Aim of the task.
Each line that holds the word "REINIT" should be returned.

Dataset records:

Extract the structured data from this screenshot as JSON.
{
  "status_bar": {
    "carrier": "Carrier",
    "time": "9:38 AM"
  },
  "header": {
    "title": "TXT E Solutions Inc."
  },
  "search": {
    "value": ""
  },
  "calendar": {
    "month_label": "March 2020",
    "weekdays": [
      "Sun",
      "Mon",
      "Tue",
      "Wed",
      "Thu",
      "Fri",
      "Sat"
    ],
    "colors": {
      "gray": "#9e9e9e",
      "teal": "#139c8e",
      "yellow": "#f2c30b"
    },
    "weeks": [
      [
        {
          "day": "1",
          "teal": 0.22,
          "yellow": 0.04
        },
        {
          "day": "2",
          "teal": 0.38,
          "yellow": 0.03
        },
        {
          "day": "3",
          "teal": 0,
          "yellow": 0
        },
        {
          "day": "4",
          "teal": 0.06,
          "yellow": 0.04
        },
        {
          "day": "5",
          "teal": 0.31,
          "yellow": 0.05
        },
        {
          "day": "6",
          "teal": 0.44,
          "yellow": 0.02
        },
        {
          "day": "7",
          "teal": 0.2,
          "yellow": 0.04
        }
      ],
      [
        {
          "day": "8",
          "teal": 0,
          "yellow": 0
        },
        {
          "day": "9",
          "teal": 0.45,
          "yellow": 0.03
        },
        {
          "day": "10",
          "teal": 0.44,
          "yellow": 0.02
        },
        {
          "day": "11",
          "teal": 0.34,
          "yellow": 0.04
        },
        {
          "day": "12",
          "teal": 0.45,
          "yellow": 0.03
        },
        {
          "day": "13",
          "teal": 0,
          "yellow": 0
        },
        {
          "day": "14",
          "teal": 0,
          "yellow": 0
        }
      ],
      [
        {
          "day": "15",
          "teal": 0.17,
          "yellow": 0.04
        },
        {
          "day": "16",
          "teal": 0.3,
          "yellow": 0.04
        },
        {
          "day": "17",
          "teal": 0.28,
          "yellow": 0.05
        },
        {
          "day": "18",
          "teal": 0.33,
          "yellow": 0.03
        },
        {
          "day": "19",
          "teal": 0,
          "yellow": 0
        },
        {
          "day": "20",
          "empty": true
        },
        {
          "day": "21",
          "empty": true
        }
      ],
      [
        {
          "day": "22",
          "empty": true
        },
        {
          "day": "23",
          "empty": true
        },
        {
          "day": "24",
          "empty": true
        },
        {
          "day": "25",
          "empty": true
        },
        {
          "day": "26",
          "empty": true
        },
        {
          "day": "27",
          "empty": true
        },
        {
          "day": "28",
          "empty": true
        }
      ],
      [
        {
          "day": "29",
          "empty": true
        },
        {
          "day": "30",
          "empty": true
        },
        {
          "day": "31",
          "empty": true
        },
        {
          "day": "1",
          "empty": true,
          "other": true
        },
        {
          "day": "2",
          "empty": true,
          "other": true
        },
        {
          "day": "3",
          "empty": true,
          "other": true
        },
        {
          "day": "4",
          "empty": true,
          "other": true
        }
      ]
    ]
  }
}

...

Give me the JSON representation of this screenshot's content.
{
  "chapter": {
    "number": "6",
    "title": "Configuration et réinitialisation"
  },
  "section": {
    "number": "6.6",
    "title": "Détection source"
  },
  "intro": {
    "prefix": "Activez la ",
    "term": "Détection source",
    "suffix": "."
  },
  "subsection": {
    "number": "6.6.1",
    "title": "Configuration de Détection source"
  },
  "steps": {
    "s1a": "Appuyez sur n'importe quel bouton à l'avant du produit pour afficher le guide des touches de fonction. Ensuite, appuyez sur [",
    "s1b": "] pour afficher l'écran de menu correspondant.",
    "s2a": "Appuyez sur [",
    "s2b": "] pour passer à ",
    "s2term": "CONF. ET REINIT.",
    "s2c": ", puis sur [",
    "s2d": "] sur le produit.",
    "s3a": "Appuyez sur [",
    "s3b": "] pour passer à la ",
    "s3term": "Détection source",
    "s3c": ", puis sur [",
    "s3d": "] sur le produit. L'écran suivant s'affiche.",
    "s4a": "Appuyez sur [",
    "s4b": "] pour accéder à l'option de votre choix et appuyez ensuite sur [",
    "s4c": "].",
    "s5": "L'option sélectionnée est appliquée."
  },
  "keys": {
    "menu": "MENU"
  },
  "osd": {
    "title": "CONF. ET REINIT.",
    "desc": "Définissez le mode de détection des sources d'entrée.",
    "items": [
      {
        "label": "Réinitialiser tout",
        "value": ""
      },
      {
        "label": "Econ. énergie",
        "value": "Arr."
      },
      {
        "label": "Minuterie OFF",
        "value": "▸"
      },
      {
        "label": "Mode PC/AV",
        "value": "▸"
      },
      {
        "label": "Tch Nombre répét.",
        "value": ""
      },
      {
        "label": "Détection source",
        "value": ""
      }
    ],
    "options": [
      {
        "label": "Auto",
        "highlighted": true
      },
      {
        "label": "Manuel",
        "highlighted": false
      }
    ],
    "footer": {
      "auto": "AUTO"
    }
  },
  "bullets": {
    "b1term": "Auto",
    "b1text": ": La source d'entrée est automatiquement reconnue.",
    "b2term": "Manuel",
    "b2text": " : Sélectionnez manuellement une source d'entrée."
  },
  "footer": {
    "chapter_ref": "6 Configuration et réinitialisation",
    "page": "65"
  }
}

==

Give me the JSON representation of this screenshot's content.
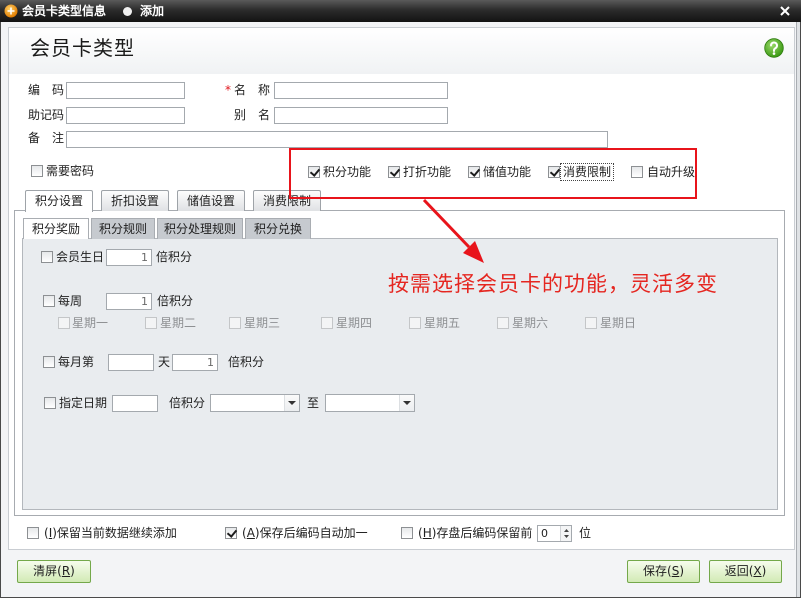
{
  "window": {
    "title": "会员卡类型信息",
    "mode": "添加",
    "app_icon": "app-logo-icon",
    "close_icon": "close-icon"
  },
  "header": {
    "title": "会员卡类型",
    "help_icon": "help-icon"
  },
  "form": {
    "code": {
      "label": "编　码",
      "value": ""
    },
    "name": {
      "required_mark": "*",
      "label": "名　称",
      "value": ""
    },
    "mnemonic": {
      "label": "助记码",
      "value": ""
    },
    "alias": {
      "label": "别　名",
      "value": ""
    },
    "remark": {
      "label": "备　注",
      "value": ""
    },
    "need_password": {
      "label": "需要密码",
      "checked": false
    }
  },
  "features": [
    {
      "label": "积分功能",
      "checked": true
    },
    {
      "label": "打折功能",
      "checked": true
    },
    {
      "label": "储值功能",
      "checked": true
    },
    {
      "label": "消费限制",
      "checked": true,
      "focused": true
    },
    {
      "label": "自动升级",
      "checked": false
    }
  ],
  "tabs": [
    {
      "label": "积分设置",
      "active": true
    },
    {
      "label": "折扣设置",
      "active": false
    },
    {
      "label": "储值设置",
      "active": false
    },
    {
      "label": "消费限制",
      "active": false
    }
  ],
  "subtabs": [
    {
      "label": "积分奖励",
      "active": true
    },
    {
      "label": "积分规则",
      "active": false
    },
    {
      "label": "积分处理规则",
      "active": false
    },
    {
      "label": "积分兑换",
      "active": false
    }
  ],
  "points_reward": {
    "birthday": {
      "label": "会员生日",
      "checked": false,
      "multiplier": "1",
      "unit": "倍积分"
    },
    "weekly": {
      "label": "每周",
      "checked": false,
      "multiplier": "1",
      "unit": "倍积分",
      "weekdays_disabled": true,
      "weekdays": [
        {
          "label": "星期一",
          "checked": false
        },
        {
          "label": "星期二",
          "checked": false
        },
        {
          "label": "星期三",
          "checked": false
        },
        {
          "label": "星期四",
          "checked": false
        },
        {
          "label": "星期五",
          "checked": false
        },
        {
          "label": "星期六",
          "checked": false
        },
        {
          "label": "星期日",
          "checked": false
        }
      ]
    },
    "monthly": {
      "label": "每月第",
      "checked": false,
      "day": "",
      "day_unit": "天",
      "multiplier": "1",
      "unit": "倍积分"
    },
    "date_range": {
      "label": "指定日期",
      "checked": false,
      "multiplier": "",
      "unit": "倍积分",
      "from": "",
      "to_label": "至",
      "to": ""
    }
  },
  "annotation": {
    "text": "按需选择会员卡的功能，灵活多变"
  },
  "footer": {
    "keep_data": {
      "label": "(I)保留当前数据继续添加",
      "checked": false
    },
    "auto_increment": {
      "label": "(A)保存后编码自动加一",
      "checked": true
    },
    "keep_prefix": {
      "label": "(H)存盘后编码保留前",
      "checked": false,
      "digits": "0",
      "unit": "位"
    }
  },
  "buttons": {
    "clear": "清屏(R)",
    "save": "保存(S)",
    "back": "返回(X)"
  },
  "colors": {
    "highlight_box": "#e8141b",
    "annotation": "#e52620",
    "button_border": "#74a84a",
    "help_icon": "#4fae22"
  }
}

Full response.
    "s2term": "CONF. ET REINIT.",
    "title": "CONF. ET REINIT.",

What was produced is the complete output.